* ROWS *
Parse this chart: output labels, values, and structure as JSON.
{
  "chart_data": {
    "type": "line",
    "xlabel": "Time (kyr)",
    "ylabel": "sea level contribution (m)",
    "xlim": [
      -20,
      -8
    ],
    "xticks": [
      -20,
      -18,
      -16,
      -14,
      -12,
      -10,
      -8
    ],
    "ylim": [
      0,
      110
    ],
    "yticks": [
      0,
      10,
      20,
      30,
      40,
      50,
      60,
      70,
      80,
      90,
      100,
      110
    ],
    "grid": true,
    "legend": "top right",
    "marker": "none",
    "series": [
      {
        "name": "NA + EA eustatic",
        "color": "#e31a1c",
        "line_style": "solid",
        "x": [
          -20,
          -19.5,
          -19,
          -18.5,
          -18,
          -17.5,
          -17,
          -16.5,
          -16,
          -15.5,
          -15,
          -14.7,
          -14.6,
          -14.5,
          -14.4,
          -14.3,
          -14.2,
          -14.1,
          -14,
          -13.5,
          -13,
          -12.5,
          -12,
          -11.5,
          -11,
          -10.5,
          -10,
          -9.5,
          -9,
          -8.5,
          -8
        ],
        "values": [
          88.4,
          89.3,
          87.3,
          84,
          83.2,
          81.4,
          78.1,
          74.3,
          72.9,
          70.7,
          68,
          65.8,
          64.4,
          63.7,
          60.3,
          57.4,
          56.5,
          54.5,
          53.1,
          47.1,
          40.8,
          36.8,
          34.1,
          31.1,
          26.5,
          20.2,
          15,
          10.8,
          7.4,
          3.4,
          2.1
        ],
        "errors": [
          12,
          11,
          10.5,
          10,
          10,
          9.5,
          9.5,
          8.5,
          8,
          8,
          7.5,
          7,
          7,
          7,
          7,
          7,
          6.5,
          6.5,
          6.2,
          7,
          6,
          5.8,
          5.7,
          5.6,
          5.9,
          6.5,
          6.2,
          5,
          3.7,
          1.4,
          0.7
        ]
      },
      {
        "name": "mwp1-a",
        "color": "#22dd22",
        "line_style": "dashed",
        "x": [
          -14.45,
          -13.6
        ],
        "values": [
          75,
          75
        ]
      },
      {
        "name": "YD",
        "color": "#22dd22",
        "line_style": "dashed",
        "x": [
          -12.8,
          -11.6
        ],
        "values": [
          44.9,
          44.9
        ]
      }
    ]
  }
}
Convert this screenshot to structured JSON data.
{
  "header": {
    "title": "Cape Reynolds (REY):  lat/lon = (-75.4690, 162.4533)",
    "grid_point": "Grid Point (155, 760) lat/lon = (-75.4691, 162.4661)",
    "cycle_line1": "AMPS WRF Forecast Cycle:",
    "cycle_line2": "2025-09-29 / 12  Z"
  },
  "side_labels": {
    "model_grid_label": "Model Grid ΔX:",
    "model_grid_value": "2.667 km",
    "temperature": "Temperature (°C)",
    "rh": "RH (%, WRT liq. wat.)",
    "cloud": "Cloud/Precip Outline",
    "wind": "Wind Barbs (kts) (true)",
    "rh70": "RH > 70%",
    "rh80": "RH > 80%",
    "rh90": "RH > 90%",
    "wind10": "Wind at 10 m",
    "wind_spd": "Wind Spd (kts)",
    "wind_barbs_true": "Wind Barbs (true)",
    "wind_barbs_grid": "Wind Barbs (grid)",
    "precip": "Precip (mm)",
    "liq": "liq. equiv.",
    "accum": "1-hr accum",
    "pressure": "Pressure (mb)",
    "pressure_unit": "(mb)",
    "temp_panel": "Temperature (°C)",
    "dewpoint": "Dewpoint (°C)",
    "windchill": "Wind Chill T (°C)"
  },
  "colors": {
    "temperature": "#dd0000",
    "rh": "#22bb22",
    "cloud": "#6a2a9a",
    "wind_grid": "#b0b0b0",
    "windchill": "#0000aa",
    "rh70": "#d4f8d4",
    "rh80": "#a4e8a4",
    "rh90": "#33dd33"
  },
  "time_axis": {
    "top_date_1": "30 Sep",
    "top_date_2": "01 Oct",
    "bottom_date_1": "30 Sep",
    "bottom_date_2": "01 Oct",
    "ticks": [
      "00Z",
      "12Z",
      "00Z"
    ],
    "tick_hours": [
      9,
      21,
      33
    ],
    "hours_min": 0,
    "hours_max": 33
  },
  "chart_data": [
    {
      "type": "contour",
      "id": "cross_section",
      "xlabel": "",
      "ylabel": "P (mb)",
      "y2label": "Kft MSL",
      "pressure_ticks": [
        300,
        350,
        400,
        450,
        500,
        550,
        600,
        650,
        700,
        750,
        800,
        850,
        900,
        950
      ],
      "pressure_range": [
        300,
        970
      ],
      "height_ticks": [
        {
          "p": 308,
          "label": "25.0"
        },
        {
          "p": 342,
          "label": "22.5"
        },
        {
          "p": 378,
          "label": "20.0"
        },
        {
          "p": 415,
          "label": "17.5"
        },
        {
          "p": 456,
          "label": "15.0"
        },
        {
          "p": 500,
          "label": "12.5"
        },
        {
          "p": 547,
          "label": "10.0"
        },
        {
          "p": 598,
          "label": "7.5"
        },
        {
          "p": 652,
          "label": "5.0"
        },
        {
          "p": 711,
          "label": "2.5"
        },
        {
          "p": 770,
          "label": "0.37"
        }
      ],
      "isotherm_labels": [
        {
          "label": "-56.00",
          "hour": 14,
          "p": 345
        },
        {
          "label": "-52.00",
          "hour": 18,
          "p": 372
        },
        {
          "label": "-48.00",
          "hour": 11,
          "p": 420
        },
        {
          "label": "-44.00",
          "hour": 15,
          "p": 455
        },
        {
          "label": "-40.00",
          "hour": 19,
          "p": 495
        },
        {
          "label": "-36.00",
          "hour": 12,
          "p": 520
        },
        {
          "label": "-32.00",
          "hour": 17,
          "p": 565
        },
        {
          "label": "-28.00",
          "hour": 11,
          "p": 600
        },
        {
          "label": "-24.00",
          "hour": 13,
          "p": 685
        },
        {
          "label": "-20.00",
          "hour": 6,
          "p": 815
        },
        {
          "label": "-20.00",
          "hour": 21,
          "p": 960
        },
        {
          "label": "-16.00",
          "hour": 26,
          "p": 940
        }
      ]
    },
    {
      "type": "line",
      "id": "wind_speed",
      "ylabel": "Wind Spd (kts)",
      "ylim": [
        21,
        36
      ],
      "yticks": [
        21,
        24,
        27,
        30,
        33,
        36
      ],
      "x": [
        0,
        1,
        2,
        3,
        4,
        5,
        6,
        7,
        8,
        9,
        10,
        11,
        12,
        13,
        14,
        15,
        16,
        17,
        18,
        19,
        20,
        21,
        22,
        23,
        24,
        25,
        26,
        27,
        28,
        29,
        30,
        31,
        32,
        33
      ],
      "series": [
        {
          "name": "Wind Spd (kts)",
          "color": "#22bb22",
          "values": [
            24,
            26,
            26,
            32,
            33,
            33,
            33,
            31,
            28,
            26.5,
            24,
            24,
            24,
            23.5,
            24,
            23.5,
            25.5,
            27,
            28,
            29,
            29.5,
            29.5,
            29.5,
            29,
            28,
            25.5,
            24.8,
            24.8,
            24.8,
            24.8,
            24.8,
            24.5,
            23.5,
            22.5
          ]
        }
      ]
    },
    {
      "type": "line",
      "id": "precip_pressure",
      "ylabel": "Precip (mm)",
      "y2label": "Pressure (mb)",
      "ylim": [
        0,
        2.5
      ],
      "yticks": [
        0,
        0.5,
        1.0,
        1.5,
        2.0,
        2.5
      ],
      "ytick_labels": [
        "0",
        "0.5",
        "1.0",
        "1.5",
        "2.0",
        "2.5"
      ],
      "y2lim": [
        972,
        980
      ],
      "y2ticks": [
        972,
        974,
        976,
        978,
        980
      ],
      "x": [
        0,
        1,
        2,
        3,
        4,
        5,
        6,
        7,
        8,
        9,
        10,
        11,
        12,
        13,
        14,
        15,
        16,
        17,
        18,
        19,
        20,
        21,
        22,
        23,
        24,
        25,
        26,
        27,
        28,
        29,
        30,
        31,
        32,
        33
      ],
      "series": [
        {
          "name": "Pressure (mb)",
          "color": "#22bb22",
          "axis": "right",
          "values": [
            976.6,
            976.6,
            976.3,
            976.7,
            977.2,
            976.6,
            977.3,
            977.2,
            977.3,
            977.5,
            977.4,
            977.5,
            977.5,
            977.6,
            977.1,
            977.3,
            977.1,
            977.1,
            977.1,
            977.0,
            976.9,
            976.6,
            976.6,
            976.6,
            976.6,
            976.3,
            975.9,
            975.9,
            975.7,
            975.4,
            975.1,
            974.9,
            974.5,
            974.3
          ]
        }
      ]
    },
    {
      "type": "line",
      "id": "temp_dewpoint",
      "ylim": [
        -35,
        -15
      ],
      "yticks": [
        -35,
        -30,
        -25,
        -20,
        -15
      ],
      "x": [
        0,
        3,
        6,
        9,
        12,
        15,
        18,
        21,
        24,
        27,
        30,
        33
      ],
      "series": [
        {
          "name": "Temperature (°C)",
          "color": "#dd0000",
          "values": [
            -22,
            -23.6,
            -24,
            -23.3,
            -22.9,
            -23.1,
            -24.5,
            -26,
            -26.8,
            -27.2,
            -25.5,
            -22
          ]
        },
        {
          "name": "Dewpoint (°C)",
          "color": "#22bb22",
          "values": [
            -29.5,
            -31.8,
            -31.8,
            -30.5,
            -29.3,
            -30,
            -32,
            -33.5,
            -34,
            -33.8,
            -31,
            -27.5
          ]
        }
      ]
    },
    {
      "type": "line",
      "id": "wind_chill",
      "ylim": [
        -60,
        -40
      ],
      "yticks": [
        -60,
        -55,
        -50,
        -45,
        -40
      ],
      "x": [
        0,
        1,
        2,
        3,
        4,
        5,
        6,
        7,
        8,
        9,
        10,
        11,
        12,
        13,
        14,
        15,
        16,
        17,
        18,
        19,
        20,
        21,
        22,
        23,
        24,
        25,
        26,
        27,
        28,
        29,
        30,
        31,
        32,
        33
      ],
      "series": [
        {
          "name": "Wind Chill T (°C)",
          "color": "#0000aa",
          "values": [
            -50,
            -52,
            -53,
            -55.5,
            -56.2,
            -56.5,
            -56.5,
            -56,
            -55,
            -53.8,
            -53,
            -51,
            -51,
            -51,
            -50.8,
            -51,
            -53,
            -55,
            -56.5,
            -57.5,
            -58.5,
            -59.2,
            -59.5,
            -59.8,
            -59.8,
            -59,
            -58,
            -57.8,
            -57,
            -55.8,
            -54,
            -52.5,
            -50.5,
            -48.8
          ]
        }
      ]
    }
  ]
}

* PROMPT *
Identify every line holding the word "true" and copy it out.

* WRITTEN RESPONSE *
    "grid": true,
    "wind": "Wind Barbs (kts) (true)",
    "wind_barbs_true": "Wind Barbs (true)",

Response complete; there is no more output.